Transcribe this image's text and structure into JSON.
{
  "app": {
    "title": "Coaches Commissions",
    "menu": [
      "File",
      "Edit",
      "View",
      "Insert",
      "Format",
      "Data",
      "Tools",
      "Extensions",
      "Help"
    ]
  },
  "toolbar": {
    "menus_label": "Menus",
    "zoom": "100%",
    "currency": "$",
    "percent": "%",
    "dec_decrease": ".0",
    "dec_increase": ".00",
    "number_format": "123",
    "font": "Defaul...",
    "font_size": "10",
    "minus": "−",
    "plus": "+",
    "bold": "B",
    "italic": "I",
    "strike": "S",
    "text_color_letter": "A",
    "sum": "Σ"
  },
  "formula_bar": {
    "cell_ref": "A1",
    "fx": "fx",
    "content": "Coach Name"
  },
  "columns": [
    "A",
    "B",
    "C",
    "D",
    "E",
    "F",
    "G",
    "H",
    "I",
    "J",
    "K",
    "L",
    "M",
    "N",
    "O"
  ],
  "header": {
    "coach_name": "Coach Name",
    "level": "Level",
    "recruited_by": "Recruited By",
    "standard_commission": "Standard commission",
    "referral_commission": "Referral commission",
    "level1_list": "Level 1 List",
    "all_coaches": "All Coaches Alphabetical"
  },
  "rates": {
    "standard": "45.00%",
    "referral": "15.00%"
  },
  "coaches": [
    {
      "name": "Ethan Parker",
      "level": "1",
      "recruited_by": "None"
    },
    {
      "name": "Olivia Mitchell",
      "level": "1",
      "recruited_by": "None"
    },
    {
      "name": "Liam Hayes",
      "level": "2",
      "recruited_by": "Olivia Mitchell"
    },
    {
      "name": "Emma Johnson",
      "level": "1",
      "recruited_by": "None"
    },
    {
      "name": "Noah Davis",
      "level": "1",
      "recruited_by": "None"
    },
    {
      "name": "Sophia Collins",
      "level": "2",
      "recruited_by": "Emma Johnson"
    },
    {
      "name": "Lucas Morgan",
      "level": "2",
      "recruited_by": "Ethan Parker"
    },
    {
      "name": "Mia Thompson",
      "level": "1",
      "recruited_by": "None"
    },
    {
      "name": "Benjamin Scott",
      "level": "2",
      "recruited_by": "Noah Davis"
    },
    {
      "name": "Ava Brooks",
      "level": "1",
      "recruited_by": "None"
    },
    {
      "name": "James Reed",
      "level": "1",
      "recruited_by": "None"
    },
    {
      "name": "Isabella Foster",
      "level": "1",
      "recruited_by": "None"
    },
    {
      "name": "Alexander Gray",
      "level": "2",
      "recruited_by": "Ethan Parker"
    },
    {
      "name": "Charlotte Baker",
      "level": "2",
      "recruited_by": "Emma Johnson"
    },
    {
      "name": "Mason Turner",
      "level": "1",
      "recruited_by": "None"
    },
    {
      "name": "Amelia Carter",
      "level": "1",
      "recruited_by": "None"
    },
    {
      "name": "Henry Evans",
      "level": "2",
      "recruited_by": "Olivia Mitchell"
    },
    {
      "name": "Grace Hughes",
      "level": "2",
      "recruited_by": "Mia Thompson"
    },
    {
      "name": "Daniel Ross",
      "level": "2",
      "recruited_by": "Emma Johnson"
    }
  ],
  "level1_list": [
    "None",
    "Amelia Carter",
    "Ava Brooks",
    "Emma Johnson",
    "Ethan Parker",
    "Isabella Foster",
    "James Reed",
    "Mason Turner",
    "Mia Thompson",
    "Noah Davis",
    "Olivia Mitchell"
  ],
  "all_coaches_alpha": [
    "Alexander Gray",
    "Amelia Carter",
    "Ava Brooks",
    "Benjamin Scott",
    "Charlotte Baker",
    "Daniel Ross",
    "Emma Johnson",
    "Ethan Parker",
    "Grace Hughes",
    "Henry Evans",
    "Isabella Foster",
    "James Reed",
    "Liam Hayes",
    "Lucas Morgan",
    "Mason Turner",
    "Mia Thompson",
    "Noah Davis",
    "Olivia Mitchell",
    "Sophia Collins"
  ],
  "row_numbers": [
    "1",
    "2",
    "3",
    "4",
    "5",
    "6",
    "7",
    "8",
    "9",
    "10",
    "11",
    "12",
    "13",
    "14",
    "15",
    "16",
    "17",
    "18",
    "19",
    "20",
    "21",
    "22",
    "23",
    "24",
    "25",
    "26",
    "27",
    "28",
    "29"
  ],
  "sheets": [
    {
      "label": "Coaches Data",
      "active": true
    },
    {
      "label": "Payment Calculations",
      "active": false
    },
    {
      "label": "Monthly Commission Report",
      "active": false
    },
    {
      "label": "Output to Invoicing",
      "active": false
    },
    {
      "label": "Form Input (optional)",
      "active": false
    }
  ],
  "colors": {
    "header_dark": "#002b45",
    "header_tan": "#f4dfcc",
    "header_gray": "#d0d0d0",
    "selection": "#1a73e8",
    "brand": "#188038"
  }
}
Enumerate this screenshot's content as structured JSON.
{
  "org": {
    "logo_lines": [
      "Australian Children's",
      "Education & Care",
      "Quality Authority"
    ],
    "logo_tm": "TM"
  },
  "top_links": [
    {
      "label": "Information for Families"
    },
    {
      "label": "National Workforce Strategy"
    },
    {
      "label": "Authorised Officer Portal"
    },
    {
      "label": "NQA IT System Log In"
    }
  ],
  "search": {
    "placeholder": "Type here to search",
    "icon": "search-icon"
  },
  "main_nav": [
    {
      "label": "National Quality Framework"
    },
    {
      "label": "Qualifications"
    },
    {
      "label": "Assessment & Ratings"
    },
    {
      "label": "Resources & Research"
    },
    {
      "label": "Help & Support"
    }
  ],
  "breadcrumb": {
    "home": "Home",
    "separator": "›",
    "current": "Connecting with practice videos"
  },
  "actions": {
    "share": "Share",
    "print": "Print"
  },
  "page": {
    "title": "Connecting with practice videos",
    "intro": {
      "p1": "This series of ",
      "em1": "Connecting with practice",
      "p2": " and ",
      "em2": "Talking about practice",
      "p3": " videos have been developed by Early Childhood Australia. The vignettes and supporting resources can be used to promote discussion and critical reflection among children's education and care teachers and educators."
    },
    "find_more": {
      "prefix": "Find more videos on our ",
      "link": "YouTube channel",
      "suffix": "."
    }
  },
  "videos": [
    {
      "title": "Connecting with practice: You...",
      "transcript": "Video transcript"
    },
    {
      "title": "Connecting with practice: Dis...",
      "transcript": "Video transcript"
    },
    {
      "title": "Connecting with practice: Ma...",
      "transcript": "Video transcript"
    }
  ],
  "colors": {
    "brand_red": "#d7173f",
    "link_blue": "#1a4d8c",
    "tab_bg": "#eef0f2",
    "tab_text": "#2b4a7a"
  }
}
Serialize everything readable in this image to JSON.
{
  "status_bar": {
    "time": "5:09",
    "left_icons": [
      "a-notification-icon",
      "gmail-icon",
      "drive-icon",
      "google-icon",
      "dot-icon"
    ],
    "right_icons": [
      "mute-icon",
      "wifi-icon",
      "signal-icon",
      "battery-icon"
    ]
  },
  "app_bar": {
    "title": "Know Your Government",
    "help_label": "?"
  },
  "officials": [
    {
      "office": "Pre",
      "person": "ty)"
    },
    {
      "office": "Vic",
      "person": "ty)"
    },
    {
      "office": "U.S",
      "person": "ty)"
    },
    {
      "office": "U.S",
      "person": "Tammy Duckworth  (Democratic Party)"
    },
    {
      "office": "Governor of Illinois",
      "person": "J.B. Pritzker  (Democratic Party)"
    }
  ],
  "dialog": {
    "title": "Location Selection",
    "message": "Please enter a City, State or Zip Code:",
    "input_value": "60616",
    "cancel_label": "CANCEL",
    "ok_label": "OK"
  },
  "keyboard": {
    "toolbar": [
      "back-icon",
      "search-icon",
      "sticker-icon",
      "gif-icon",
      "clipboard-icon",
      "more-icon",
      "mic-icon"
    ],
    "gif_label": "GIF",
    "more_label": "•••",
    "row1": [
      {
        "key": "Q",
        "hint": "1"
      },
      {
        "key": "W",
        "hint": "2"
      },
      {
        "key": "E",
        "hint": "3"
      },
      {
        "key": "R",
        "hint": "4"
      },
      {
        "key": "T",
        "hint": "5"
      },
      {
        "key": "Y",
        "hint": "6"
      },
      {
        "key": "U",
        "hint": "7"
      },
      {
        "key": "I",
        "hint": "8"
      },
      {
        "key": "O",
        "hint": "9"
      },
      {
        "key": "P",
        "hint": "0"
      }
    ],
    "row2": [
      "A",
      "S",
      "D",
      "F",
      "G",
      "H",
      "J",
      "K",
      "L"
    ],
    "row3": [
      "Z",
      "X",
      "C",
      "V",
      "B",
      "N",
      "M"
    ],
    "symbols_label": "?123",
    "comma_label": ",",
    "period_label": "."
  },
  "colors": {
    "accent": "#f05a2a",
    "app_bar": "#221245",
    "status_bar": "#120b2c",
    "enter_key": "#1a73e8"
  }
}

········

TASK GOAL:
Search the preceding listing for the word "Thompson" and pull out every line that holds it.

OUTPUT OF THE EXERCISE:
      "name": "Mia Thompson",
      "recruited_by": "Mia Thompson"
    "Mia Thompson",
    "Mia Thompson",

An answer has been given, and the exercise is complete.